Among the entries below, find the lines with "title" and copy them.

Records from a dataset
· · · · ·
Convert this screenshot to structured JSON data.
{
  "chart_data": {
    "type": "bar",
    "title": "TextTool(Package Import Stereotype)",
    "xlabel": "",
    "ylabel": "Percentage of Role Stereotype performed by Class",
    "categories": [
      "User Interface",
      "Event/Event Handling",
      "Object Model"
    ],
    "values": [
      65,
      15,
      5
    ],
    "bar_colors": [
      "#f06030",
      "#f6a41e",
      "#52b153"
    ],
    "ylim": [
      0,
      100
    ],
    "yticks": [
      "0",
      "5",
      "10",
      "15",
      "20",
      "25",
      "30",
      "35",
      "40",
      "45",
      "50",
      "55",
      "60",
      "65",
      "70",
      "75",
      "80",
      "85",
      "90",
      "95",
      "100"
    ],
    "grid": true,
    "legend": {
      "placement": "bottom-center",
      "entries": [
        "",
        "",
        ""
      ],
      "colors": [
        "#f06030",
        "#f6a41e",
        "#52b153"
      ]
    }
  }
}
· · · · ·
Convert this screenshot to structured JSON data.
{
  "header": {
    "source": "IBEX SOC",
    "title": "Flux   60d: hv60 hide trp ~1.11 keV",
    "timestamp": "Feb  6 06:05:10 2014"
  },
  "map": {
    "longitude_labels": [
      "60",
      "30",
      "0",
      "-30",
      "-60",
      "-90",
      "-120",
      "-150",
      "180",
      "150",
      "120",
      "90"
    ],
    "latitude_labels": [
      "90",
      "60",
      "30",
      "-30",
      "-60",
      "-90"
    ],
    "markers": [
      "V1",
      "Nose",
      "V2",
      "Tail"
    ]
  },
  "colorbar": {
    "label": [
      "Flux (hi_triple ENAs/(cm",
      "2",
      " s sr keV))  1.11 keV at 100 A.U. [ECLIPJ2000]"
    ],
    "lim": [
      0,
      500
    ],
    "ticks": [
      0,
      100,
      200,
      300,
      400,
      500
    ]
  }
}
· · · · ·
> [Output below]:
    "title": "TextTool(Package Import Stereotype)",
    "title": "Flux   60d: hv60 hide trp ~1.11 keV",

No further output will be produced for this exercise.